TASK INSTRUCTIONS:
For the data below, work out how many lines include the string "commands" and report only the number.

--- --- ---

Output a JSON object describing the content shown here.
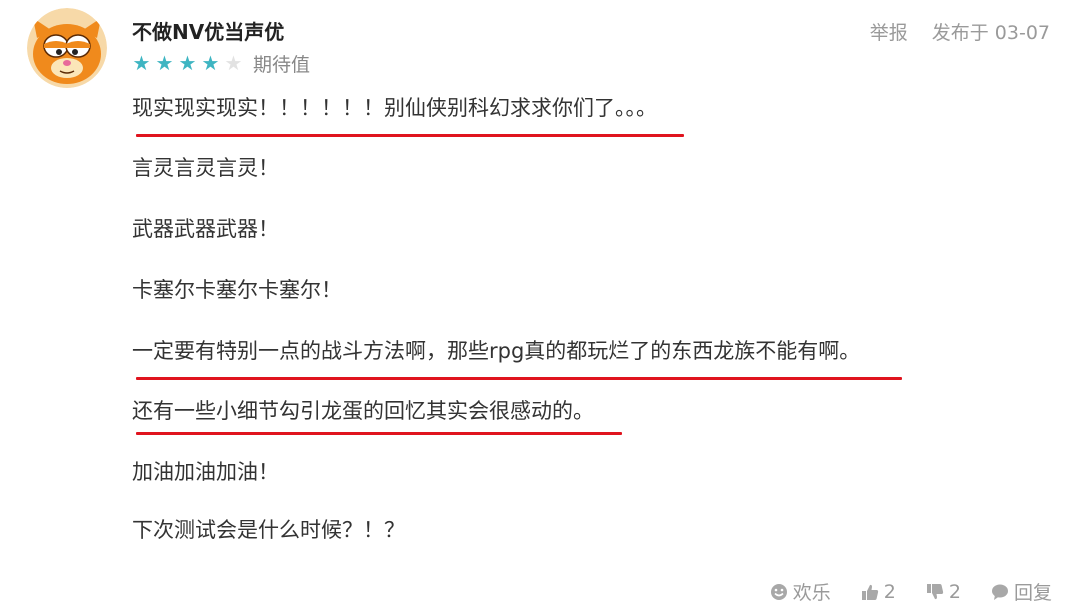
{
  "user": {
    "name": "不做NV优当声优",
    "rating_stars": 4,
    "rating_max": 5,
    "rating_label": "期待值",
    "avatar": "garfield-avatar-icon"
  },
  "header": {
    "report": "举报",
    "posted": "发布于 03-07"
  },
  "body": {
    "lines": [
      "现实现实现实！！！！！！别仙侠别科幻求求你们了。。。",
      "言灵言灵言灵！",
      "武器武器武器！",
      "卡塞尔卡塞尔卡塞尔！",
      "一定要有特别一点的战斗方法啊，那些rpg真的都玩烂了的东西龙族不能有啊。",
      "还有一些小细节勾引龙蛋的回忆其实会很感动的。",
      "加油加油加油！",
      "下次测试会是什么时候？！？"
    ],
    "underlined_lines": [
      0,
      4,
      5
    ],
    "underline_color": "#e0141e"
  },
  "footer": {
    "funny_label": "欢乐",
    "like_count": "2",
    "dislike_count": "2",
    "reply_label": "回复"
  },
  "colors": {
    "star_on": "#3eb5c2",
    "star_off": "#e2e2e2",
    "muted_text": "#9a9a9a"
  }
}
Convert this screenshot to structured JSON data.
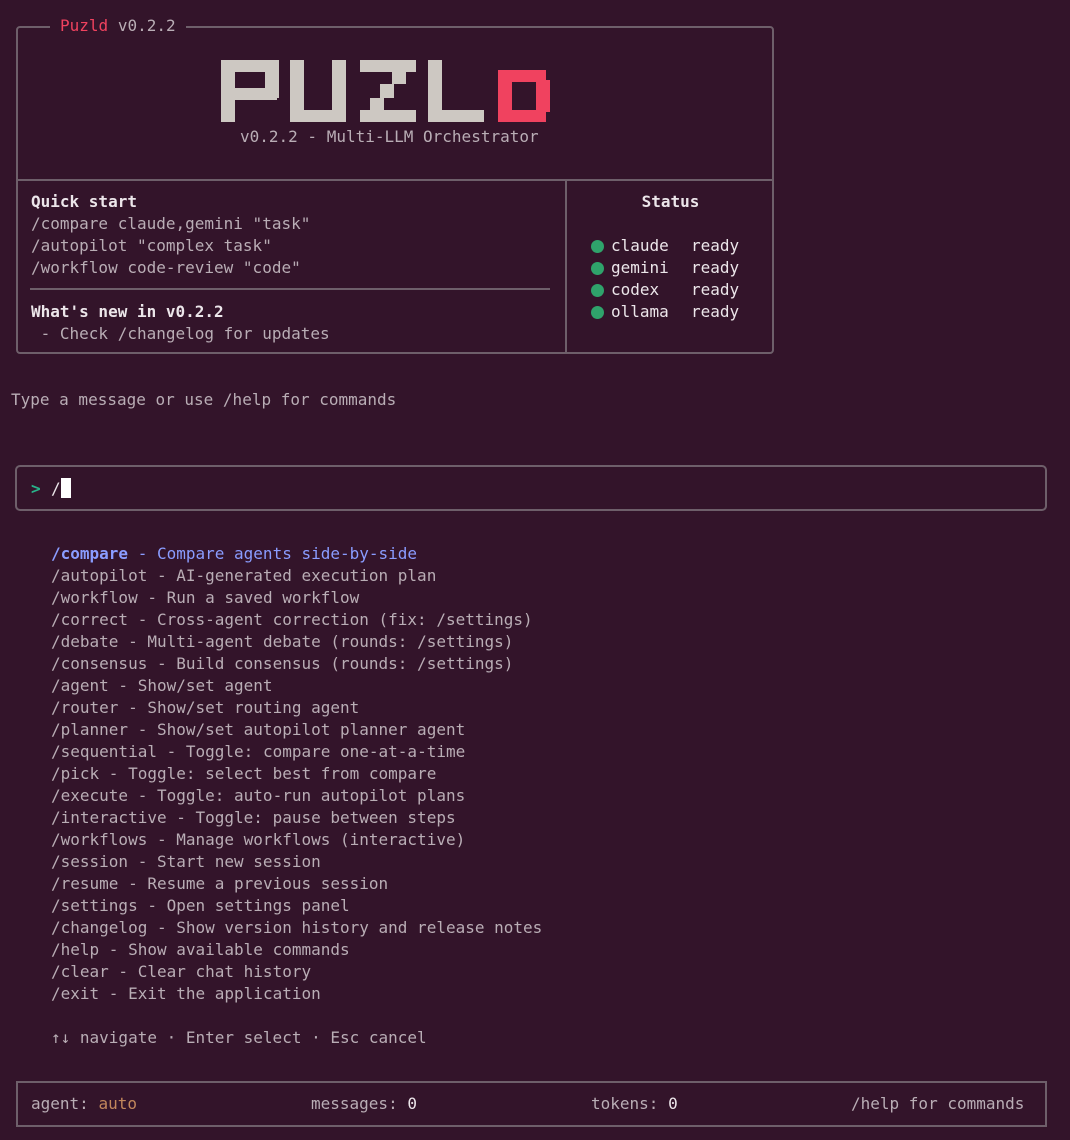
{
  "header": {
    "app_name": "Puzld",
    "version": "v0.2.2",
    "logo_text": "PUZLD",
    "tagline": "v0.2.2 - Multi-LLM Orchestrator"
  },
  "quick_start": {
    "title": "Quick start",
    "lines": [
      "/compare claude,gemini \"task\"",
      "/autopilot \"complex task\"",
      "/workflow code-review \"code\""
    ]
  },
  "whats_new": {
    "title": "What's new in v0.2.2",
    "line": " - Check /changelog for updates"
  },
  "status": {
    "title": "Status",
    "agents": [
      {
        "name": "claude",
        "state": "ready"
      },
      {
        "name": "gemini",
        "state": "ready"
      },
      {
        "name": "codex",
        "state": "ready"
      },
      {
        "name": "ollama",
        "state": "ready"
      }
    ],
    "ready_color": "#2fa36b"
  },
  "hint": "Type a message or use /help for commands",
  "input": {
    "prompt": ">",
    "value": "/"
  },
  "commands": [
    {
      "cmd": "/compare",
      "desc": "Compare agents side-by-side",
      "selected": true
    },
    {
      "cmd": "/autopilot",
      "desc": "AI-generated execution plan"
    },
    {
      "cmd": "/workflow",
      "desc": "Run a saved workflow"
    },
    {
      "cmd": "/correct",
      "desc": "Cross-agent correction (fix: /settings)"
    },
    {
      "cmd": "/debate",
      "desc": "Multi-agent debate (rounds: /settings)"
    },
    {
      "cmd": "/consensus",
      "desc": "Build consensus (rounds: /settings)"
    },
    {
      "cmd": "/agent",
      "desc": "Show/set agent"
    },
    {
      "cmd": "/router",
      "desc": "Show/set routing agent"
    },
    {
      "cmd": "/planner",
      "desc": "Show/set autopilot planner agent"
    },
    {
      "cmd": "/sequential",
      "desc": "Toggle: compare one-at-a-time"
    },
    {
      "cmd": "/pick",
      "desc": "Toggle: select best from compare"
    },
    {
      "cmd": "/execute",
      "desc": "Toggle: auto-run autopilot plans"
    },
    {
      "cmd": "/interactive",
      "desc": "Toggle: pause between steps"
    },
    {
      "cmd": "/workflows",
      "desc": "Manage workflows (interactive)"
    },
    {
      "cmd": "/session",
      "desc": "Start new session"
    },
    {
      "cmd": "/resume",
      "desc": "Resume a previous session"
    },
    {
      "cmd": "/settings",
      "desc": "Open settings panel"
    },
    {
      "cmd": "/changelog",
      "desc": "Show version history and release notes"
    },
    {
      "cmd": "/help",
      "desc": "Show available commands"
    },
    {
      "cmd": "/clear",
      "desc": "Clear chat history"
    },
    {
      "cmd": "/exit",
      "desc": "Exit the application"
    }
  ],
  "nav_hint": "↑↓ navigate · Enter select · Esc cancel",
  "footer": {
    "agent_label": "agent:",
    "agent_value": "auto",
    "messages_label": "messages:",
    "messages_value": "0",
    "tokens_label": "tokens:",
    "tokens_value": "0",
    "help": "/help for commands"
  },
  "colors": {
    "background": "#33142a",
    "accent_red": "#f0425f",
    "selected_blue": "#8a9cff",
    "prompt_green": "#28b38a",
    "agent_orange": "#c2875c"
  }
}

--- --- ---

FULL SOLUTION:
4